Data entries

• • • •

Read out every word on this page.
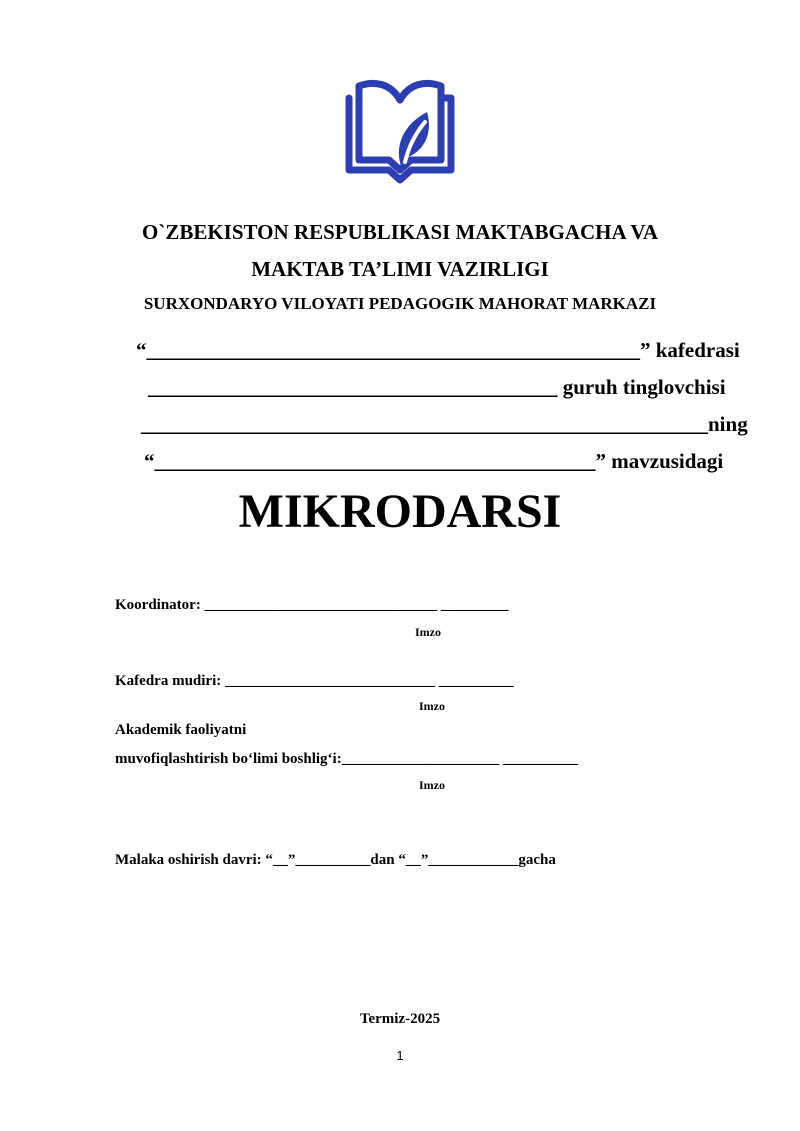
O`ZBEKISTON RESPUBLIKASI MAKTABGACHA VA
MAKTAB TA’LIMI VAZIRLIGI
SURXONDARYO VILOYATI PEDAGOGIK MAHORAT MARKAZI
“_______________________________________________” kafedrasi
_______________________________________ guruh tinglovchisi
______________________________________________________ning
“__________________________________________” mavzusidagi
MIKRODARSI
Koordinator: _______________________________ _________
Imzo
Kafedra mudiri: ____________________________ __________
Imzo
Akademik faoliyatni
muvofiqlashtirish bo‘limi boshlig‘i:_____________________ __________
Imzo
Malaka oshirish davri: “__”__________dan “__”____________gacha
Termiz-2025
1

• • • •

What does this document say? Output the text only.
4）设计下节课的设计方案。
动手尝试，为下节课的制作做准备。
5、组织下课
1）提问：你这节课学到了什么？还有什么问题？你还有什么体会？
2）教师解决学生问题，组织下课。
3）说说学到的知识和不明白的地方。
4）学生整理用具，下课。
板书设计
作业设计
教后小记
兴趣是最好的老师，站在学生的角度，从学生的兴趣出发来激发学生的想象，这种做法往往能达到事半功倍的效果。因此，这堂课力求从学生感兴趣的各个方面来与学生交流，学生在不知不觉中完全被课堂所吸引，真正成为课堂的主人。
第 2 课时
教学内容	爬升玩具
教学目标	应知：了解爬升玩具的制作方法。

• • • •

TASK DETAILS = Using the entries above, return each line in which the word "this" occurs.

FULL OUTPUT =
Read out every word on this page.
What does this document say? Output the text only.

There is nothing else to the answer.